### TASK OBJECTIVE
Pull out each line in the records below that contains the string "logo". Treat uppercase and lowercase as different.

* * * * * * *

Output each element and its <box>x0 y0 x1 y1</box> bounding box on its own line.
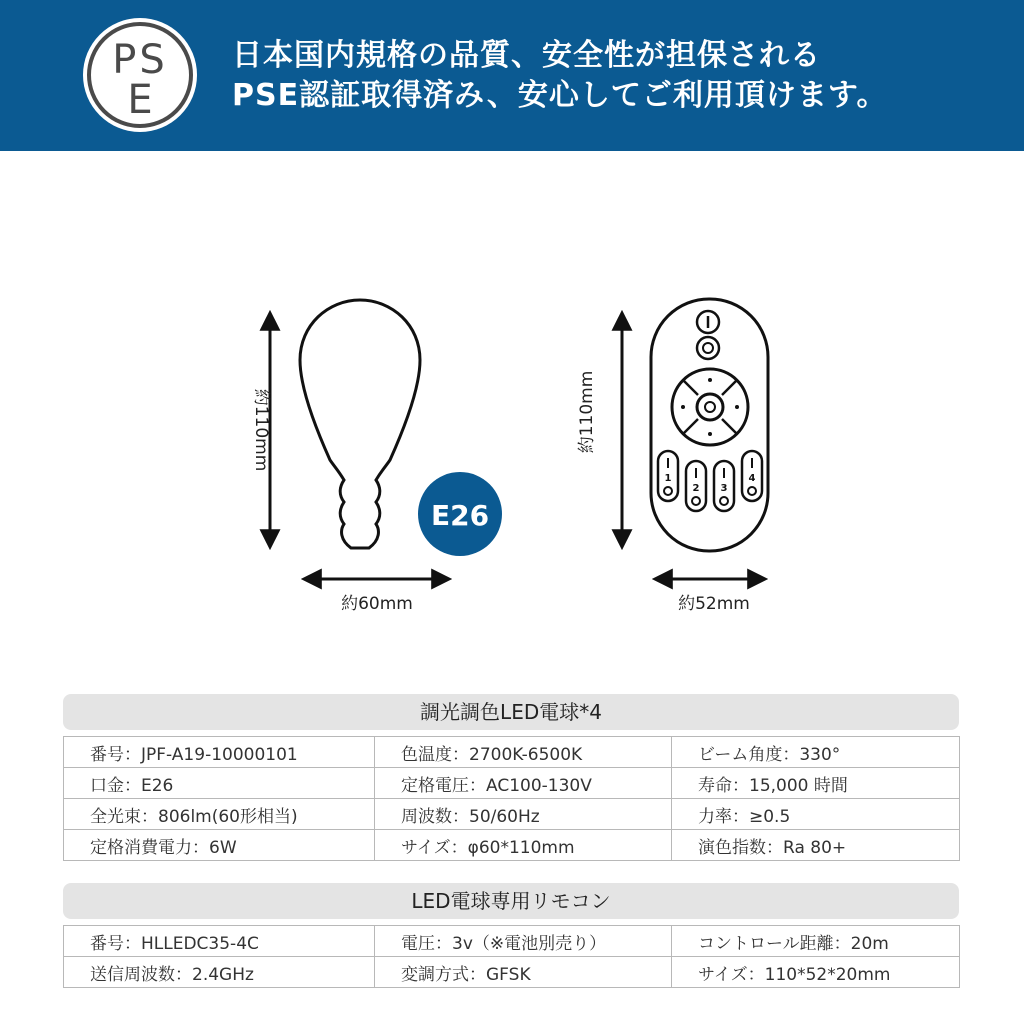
spec-cell: 寿命：15,000 時間 <box>672 768 960 799</box>
spec-cell: 変調方式：GFSK <box>375 957 672 988</box>
table-row <box>64 737 960 768</box>
table-row <box>64 830 960 861</box>
spec-cell: 色温度：2700K-6500K <box>375 737 672 768</box>
bulb-height-label: 約110mm <box>251 388 271 472</box>
svg-text:PS: PS <box>112 37 168 83</box>
spec-cell: サイズ：φ60*110mm <box>375 830 672 861</box>
table-row <box>64 768 960 799</box>
spec-cell: 定格電圧：AC100-130V <box>375 768 672 799</box>
remote-spec-table <box>63 925 960 988</box>
bulb-width-label: 約60mm <box>341 594 413 614</box>
spec-cell: 番号：JPF-A19-10000101 <box>64 737 375 768</box>
remote-zone-buttons <box>658 451 762 511</box>
bulb-spec-table <box>63 736 960 861</box>
e26-badge-label: E26 <box>430 499 490 532</box>
remote-spec-title: LED電球専用リモコン <box>63 883 959 919</box>
remote-zone-label: 1 <box>664 473 672 484</box>
spec-cell: 定格消費電力：6W <box>64 830 375 861</box>
bulb-spec-title: 調光調色LED電球*4 <box>63 694 959 730</box>
spec-cell: 周波数：50/60Hz <box>375 799 672 830</box>
table-row <box>64 799 960 830</box>
pse-logo-letter-e: E <box>127 77 153 123</box>
remote-zone-label: 2 <box>692 483 700 494</box>
banner-message <box>232 36 888 116</box>
spec-cell: 全光束：806lm(60形相当) <box>64 799 375 830</box>
remote-mode-button <box>697 337 719 359</box>
spec-cell: 口金：E26 <box>64 768 375 799</box>
banner-line-2: PSE認証取得済み、安心してご利用頂けます。 <box>232 78 888 113</box>
table-row <box>64 957 960 988</box>
spec-cell: 力率：≥0.5 <box>672 799 960 830</box>
bulb-outline <box>300 300 420 548</box>
spec-cell: サイズ：110*52*20mm <box>672 957 960 988</box>
remote-zone-label: 3 <box>720 483 728 494</box>
pse-banner <box>0 0 1024 151</box>
remote-height-label: 約110mm <box>577 370 597 454</box>
remote-width-label: 約52mm <box>678 594 750 614</box>
dimension-diagram <box>0 151 1024 691</box>
remote-zone-label: 4 <box>748 473 756 484</box>
spec-cell: 演色指数：Ra 80+ <box>672 830 960 861</box>
pse-logo-icon <box>80 15 200 135</box>
remote-dpad <box>672 369 748 445</box>
spec-cell: コントロール距離：20m <box>672 926 960 957</box>
spec-cell: ビーム角度：330° <box>672 737 960 768</box>
spec-cell: 電圧：3v（※電池別売り） <box>375 926 672 957</box>
table-row <box>64 926 960 957</box>
spec-cell: 番号：HLLEDC35-4C <box>64 926 375 957</box>
bulb-thread-icon <box>340 482 380 516</box>
banner-line-1: 日本国内規格の品質、安全性が担保される <box>232 38 821 73</box>
spec-cell: 送信周波数：2.4GHz <box>64 957 375 988</box>
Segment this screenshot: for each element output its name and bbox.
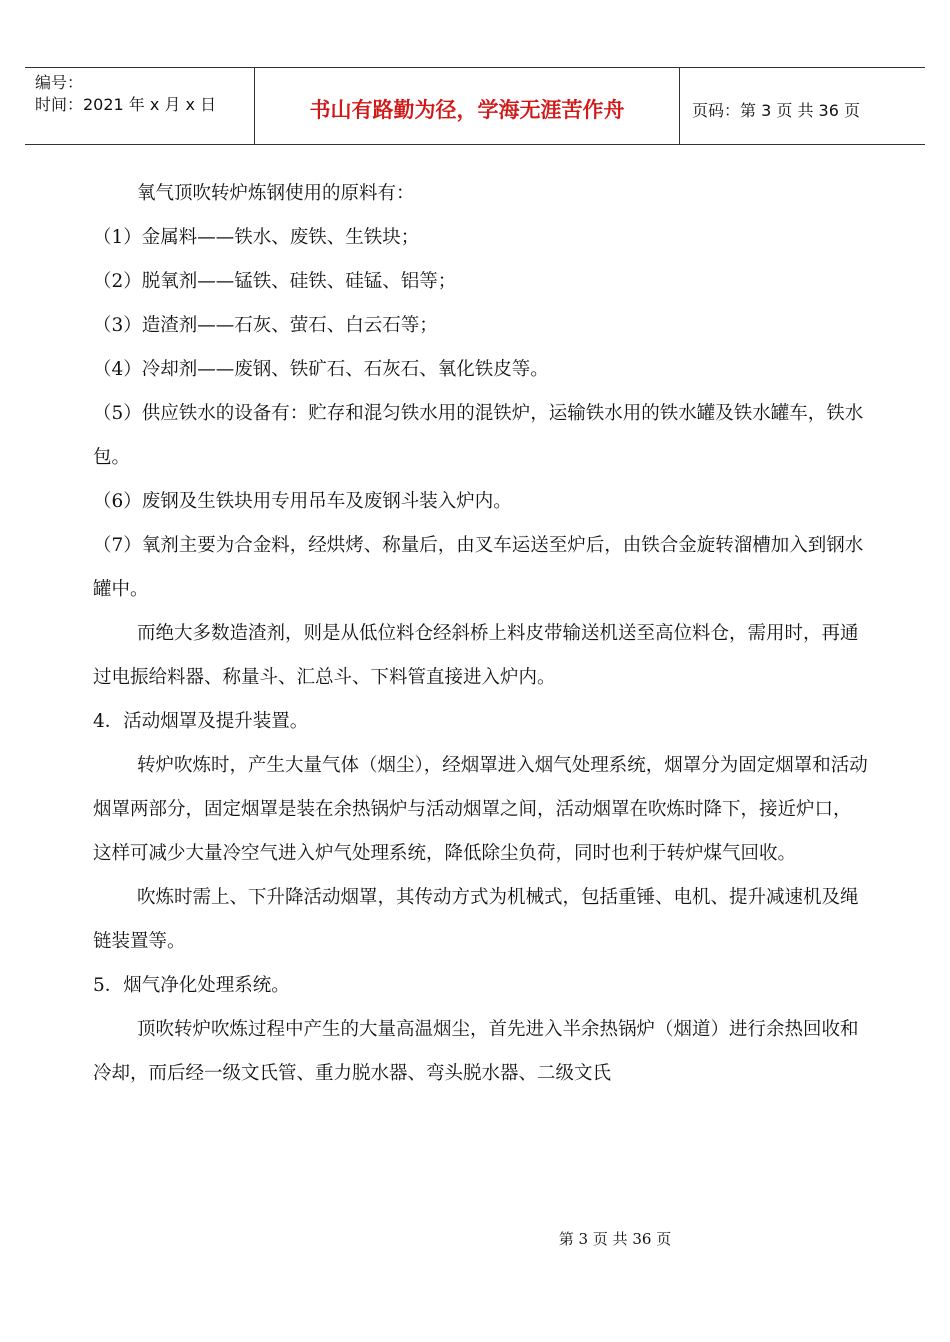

* * * * * * *

### COMPLETE RESPONSE
pse-logo-letter-e: E <box>127 77 153 123</box>
pse-logo-icon <box>80 15 200 135</box>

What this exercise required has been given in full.